[RAW RECORDS]
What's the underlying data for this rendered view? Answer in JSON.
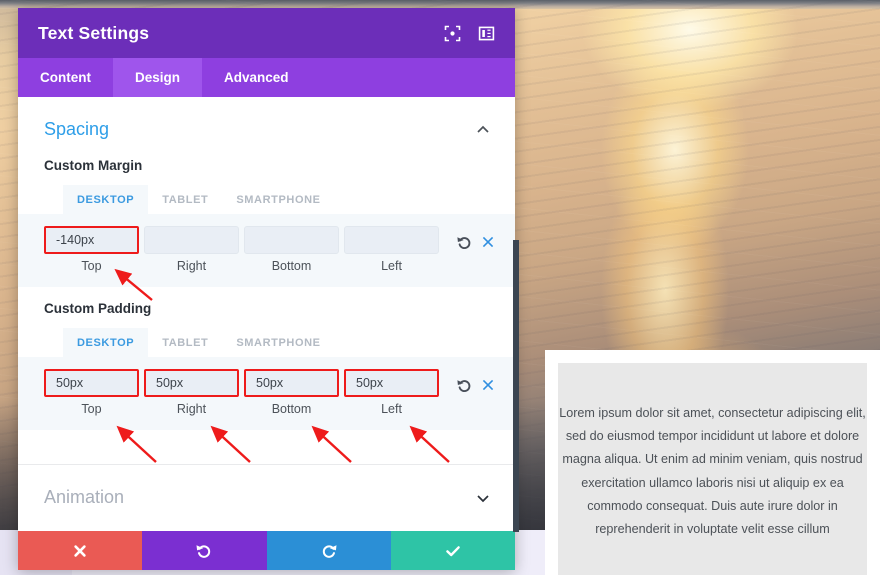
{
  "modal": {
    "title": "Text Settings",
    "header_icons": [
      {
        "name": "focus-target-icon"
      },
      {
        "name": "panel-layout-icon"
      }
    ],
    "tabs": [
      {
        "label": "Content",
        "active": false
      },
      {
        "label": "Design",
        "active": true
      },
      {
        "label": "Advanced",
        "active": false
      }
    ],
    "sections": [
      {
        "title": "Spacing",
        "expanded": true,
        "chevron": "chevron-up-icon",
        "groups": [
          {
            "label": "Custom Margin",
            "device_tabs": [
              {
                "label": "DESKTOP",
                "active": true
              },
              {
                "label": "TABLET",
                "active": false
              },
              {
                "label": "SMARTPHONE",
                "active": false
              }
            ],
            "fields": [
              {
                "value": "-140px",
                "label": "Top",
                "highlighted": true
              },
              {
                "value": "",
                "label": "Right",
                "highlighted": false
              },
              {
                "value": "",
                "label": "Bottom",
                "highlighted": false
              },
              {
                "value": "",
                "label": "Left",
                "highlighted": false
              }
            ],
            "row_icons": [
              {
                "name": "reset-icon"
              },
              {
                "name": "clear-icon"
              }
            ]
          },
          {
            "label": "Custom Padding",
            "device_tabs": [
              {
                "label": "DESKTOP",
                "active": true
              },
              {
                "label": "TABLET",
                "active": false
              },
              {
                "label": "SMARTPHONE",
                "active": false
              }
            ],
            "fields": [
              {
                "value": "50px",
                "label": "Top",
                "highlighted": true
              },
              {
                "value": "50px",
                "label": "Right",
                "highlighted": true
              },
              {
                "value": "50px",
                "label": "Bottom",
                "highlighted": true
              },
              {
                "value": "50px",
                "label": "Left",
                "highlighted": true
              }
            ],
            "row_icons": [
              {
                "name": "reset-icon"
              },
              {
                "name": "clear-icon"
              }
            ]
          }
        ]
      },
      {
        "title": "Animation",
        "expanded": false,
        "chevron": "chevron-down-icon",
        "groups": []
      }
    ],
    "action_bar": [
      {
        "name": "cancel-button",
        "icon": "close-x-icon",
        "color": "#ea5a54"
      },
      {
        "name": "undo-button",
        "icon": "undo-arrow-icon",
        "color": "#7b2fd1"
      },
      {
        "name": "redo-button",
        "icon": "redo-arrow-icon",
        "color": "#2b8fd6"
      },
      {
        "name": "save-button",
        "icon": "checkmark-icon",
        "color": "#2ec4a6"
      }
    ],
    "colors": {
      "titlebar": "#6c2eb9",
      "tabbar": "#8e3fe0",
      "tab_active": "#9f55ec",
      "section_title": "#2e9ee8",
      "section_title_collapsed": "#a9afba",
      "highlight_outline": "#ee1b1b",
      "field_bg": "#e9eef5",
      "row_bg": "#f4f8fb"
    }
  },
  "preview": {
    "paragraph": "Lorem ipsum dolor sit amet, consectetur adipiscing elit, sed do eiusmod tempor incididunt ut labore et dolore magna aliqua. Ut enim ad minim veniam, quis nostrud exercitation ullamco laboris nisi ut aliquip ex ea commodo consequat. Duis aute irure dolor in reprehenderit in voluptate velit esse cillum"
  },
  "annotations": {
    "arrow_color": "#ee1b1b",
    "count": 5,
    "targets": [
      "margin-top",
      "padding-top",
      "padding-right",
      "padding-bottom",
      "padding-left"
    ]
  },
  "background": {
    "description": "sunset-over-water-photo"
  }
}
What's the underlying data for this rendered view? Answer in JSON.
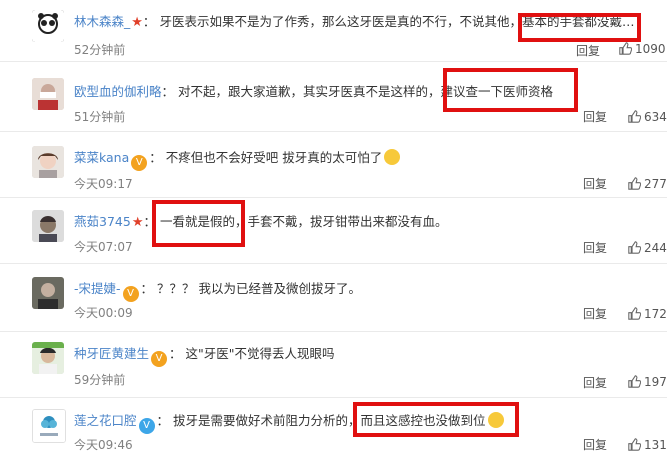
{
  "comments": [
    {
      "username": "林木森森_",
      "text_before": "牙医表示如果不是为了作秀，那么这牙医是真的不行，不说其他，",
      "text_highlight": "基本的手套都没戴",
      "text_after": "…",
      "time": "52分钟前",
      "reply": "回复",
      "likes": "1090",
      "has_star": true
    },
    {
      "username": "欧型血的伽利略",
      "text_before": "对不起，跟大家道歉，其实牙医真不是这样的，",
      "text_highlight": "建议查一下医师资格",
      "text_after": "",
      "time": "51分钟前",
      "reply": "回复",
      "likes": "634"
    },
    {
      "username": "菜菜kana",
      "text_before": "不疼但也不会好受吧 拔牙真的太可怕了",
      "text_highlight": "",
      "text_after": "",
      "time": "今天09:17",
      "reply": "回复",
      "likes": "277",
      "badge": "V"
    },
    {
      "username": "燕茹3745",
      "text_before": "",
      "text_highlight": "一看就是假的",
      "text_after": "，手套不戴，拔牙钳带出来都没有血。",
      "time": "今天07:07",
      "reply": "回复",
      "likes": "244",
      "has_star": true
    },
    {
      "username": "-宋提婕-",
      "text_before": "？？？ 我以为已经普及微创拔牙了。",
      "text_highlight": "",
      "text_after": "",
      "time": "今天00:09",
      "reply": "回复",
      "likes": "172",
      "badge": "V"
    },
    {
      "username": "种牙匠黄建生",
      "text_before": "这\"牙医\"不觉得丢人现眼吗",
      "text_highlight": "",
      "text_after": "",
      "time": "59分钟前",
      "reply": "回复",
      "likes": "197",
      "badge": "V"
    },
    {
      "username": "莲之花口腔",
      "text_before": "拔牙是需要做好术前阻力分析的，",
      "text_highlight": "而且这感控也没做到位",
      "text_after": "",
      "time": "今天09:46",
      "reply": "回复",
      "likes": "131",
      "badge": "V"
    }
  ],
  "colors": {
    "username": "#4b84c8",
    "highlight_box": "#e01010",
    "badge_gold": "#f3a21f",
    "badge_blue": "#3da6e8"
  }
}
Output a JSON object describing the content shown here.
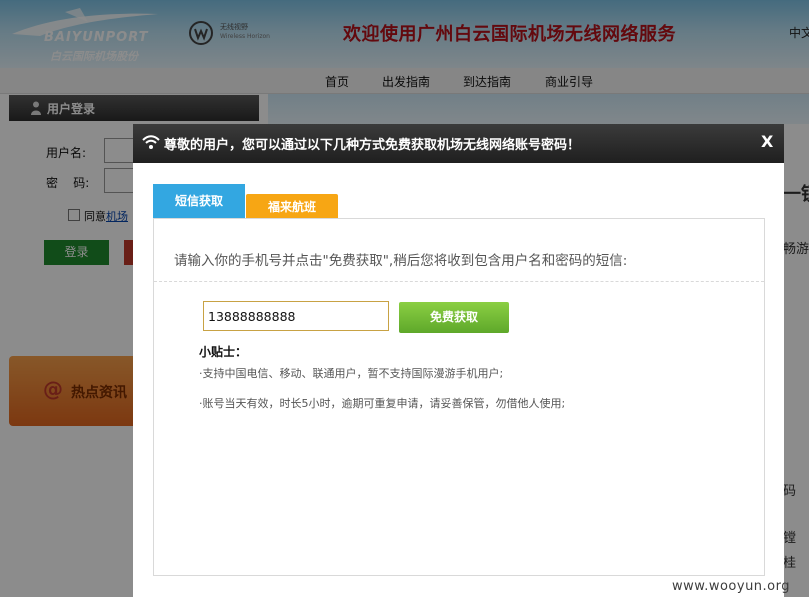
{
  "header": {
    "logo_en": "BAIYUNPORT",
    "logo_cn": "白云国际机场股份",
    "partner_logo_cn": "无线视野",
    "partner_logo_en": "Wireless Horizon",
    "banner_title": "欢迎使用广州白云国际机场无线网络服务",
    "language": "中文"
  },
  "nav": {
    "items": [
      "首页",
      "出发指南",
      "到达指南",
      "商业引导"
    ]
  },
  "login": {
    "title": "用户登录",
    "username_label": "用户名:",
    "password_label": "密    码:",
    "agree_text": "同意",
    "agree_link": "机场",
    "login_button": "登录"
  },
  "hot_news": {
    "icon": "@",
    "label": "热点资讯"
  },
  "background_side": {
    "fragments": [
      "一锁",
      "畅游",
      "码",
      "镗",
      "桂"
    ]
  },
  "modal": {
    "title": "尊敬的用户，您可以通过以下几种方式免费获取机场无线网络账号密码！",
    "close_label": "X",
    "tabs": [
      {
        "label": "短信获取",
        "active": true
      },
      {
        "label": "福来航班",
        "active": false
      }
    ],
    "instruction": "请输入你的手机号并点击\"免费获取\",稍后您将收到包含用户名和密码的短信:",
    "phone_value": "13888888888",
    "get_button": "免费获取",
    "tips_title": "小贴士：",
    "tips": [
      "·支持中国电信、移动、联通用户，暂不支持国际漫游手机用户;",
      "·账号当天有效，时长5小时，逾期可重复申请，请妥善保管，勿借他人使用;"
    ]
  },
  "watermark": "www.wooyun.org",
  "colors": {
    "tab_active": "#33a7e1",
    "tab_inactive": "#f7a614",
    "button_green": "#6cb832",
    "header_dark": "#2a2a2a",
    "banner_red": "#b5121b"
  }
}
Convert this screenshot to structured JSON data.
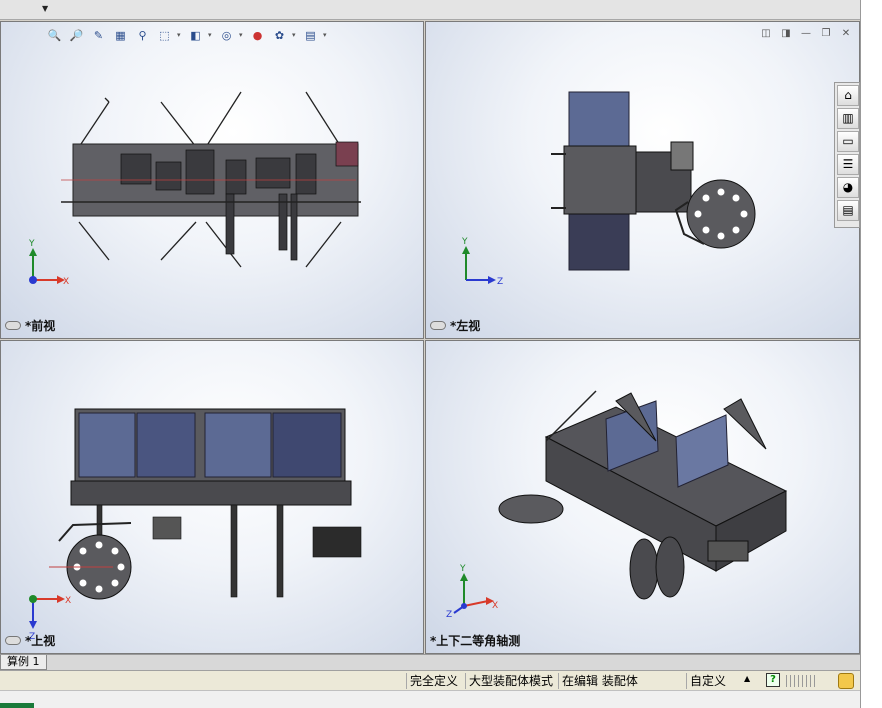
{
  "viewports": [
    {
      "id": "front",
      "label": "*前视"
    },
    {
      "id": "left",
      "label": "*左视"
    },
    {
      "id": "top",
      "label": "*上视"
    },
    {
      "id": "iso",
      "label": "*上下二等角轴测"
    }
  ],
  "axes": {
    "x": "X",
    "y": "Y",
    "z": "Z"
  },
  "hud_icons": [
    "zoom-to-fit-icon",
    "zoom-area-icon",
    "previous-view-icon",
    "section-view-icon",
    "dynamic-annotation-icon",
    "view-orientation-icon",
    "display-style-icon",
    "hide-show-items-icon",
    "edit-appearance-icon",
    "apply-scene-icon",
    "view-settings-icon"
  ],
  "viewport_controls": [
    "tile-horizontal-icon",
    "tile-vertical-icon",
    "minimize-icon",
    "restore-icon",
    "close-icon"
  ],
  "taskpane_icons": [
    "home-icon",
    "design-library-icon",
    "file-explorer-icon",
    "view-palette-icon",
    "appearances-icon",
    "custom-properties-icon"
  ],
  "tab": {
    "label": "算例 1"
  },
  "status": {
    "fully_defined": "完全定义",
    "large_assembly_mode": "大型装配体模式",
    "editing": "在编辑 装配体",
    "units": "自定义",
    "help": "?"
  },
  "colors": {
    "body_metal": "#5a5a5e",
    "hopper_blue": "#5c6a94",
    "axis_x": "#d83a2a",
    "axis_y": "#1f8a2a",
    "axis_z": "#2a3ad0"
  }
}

[WHAT IS EXPECTED] Select every line above that contains the word "JSON", and copy it.

[RESULT FOR THIS TASK]
What's the underlying data for this rendered view? Answer in JSON.
What's the underlying data for this rendered view? Answer in JSON.
Output a JSON object describing the content shown here.
Convert this screenshot to structured JSON data.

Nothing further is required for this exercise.